GIVEN INSTRUCTION: Search the listing for "οφέλη" and copy every line where it appears.
═════ DATA TO PROCESS ═════
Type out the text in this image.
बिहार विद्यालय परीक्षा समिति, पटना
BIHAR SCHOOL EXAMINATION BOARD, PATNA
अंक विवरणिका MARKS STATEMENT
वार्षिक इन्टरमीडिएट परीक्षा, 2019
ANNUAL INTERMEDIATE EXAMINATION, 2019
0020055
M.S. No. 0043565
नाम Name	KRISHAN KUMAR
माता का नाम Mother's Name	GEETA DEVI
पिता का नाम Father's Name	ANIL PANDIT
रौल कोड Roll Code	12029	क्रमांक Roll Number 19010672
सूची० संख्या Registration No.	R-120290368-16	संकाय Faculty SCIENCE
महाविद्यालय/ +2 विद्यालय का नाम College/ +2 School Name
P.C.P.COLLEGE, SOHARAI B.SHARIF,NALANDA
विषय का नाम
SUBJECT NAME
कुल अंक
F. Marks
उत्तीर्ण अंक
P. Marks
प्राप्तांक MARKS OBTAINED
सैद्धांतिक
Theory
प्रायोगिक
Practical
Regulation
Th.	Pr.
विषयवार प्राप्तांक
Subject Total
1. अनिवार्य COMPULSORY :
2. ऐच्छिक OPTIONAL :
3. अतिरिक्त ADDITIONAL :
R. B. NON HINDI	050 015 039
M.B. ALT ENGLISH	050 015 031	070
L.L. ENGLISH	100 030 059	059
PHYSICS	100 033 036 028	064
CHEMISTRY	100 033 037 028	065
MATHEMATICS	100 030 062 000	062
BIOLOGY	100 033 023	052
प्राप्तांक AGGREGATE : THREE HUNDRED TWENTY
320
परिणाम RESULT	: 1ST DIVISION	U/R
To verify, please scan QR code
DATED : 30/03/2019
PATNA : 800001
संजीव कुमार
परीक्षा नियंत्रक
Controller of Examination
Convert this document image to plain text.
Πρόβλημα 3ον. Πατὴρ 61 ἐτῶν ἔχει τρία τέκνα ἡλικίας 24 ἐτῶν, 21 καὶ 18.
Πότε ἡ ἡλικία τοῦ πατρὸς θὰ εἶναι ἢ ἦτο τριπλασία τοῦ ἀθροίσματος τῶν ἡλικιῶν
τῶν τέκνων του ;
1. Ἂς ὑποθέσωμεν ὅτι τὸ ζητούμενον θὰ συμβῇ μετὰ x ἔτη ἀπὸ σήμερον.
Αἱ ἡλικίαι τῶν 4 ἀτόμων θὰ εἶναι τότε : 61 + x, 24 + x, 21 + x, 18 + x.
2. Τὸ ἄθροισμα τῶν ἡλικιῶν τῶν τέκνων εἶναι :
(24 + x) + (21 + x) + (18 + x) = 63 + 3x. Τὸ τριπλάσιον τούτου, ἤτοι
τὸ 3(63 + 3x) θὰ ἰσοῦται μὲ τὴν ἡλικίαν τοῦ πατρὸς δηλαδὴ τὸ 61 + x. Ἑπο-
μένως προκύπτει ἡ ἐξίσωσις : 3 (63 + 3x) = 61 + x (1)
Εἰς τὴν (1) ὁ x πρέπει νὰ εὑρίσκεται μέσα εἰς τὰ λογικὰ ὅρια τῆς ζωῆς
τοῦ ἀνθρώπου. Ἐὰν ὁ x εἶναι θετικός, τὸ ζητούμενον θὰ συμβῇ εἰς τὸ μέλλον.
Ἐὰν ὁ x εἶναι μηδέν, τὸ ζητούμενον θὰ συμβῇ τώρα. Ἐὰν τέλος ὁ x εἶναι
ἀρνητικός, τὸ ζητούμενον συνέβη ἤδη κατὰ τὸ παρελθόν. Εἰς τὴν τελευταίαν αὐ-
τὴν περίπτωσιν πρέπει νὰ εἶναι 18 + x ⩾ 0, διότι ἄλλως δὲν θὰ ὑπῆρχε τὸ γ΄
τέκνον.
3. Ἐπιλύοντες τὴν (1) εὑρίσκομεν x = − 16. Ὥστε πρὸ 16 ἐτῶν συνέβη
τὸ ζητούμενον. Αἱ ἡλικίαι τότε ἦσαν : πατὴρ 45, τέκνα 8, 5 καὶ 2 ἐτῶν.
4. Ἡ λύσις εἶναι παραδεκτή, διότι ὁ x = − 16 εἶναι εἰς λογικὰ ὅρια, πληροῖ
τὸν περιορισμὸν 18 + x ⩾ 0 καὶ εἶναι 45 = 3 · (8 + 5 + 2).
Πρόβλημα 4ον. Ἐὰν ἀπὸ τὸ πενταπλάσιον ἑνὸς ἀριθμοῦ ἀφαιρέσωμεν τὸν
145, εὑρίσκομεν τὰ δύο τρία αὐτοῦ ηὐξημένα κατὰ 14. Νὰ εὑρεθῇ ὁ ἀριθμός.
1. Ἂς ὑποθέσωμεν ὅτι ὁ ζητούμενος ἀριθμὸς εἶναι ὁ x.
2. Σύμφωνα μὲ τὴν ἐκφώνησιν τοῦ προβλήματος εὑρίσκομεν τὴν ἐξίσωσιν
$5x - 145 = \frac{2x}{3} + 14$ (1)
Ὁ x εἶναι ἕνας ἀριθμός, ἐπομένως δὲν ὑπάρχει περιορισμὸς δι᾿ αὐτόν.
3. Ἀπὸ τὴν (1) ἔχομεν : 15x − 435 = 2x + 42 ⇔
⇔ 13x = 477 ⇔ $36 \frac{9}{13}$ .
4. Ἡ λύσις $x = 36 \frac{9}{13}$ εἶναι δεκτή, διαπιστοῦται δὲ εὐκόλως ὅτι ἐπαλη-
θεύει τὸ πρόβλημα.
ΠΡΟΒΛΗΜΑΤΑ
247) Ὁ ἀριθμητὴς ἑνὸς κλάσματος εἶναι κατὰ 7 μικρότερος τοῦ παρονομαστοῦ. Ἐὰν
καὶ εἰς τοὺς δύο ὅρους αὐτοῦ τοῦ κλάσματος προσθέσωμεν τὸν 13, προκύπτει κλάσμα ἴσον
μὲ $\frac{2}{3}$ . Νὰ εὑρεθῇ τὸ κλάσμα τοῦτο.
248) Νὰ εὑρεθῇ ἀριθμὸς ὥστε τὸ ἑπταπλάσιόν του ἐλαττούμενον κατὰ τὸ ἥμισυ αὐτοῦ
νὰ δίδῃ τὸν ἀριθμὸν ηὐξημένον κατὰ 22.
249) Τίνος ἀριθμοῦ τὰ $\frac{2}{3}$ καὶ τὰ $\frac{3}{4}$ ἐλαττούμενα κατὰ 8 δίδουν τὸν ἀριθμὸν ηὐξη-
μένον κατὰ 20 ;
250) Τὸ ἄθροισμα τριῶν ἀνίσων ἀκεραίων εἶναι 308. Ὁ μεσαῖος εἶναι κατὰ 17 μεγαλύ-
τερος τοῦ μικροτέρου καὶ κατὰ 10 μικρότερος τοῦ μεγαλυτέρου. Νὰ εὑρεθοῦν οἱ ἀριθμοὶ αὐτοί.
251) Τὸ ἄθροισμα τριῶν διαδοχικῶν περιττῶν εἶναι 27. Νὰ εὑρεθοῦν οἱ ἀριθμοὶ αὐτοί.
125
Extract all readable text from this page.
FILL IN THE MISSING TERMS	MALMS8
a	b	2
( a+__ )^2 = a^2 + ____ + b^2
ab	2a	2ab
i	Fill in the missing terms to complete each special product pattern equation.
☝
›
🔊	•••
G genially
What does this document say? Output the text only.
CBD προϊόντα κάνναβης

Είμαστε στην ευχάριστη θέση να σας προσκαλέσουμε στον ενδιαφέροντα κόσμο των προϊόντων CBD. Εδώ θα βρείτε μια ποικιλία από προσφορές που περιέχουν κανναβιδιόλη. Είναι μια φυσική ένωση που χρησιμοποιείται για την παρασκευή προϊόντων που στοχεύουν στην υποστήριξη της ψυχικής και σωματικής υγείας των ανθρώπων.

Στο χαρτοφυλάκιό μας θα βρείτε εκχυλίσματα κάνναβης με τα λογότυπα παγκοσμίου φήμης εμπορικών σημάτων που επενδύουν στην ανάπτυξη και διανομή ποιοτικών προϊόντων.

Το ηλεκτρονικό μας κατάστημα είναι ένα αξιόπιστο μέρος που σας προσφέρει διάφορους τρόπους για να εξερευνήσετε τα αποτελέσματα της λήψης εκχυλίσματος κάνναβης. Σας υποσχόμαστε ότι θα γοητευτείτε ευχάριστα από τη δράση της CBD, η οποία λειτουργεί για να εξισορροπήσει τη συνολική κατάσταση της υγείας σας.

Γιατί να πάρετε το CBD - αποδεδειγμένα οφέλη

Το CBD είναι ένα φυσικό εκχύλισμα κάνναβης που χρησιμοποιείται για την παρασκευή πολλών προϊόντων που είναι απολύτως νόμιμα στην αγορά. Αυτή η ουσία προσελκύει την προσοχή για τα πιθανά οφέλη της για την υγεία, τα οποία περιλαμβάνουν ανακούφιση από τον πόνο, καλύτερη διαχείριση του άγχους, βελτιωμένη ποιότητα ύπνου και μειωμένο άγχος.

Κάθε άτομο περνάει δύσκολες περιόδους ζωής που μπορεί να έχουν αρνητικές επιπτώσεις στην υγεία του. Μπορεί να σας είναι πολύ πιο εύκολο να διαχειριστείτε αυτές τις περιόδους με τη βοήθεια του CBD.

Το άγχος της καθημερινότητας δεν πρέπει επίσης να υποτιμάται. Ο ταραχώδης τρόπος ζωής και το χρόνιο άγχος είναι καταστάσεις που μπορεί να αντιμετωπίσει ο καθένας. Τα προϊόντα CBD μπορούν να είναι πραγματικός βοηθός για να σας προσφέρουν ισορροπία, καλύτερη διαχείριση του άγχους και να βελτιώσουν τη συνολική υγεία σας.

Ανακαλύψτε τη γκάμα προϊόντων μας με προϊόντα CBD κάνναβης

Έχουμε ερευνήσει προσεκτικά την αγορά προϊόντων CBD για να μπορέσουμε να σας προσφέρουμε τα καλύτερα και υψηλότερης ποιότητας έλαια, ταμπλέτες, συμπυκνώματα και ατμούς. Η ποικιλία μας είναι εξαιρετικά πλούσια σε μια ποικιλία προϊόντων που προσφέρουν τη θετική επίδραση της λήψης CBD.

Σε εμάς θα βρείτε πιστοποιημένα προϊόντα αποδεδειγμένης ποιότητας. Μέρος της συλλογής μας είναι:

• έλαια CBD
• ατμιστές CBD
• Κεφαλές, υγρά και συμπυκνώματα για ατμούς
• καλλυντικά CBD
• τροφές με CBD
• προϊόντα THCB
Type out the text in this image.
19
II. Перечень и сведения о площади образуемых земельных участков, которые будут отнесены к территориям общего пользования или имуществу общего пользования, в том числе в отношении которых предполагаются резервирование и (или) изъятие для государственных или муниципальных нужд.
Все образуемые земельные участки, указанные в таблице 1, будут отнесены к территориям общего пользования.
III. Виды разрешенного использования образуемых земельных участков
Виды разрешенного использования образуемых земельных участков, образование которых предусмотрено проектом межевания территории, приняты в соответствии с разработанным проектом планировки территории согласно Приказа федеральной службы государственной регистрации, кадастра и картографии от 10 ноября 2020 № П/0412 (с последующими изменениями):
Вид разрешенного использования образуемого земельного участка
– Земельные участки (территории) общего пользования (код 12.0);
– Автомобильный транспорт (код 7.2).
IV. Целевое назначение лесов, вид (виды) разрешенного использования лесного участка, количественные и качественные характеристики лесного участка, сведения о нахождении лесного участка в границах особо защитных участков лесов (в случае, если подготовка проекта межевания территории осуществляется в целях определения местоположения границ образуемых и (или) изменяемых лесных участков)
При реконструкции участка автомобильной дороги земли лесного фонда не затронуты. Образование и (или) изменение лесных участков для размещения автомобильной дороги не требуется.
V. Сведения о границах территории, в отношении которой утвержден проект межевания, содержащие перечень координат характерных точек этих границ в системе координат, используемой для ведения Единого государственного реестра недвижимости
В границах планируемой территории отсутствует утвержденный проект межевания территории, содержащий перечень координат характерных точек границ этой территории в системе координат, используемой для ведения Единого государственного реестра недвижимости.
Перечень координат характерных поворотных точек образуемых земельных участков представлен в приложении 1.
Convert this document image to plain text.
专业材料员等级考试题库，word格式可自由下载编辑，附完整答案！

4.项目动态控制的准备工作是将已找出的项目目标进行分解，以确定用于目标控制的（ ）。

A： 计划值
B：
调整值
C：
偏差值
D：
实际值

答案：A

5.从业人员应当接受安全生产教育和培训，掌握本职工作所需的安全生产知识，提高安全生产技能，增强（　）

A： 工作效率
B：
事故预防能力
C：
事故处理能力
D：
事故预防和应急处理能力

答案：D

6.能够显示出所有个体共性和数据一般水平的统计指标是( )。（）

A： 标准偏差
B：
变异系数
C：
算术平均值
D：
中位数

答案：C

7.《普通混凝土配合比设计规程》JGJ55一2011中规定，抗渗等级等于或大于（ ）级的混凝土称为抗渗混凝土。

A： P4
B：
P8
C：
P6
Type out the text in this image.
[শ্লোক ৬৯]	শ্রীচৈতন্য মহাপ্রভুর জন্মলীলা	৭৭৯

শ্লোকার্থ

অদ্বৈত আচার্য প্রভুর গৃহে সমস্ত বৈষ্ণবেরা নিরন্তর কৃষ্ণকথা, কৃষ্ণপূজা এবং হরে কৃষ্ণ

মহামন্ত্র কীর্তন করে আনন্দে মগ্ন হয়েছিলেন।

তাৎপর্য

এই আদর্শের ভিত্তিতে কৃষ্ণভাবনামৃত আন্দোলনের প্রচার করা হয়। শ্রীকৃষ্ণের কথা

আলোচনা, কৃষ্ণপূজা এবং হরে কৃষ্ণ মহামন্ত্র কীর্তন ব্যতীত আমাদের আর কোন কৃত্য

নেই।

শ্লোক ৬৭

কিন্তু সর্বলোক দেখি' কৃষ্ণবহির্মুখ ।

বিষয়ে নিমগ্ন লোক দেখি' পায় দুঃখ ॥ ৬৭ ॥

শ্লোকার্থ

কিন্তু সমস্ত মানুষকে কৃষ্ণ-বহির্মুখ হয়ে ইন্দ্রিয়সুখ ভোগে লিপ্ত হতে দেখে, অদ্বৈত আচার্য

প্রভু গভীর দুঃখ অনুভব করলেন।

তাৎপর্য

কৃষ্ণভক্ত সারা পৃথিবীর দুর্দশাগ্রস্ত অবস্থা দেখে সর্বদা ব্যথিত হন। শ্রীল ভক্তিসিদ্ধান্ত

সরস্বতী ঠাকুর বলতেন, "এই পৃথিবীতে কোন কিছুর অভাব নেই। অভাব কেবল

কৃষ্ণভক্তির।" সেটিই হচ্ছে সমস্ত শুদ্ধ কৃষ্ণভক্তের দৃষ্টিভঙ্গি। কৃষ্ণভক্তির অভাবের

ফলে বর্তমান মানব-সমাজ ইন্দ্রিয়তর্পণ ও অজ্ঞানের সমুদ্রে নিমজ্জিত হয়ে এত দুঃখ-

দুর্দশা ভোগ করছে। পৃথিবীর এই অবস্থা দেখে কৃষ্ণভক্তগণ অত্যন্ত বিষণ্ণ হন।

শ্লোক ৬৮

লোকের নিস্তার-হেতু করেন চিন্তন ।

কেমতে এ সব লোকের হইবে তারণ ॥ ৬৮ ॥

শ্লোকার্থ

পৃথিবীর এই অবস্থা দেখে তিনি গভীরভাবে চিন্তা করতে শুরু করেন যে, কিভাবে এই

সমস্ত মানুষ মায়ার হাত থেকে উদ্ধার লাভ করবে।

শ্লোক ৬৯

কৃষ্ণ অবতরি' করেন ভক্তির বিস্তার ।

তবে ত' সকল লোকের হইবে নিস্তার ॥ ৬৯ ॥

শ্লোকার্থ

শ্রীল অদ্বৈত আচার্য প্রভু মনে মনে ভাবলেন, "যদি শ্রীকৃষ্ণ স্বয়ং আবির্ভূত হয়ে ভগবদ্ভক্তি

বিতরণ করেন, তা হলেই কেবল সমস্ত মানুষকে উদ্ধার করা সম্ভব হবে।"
═════
RESULT:
Γιατί να πάρετε το CBD - αποδεδειγμένα οφέλη
Το CBD είναι ένα φυσικό εκχύλισμα κάνναβης που χρησιμοποιείται για την παρασκευή πολλών προϊόντων που είναι απολύτως νόμιμα στην αγορά. Αυτή η ουσία προσελκύει την προσοχή για τα πιθανά οφέλη της για την υγεία, τα οποία περιλαμβάνουν ανακούφιση από τον πόνο, καλύτερη διαχείριση του άγχους, βελτιωμένη ποιότητα ύπνου και μειωμένο άγχος.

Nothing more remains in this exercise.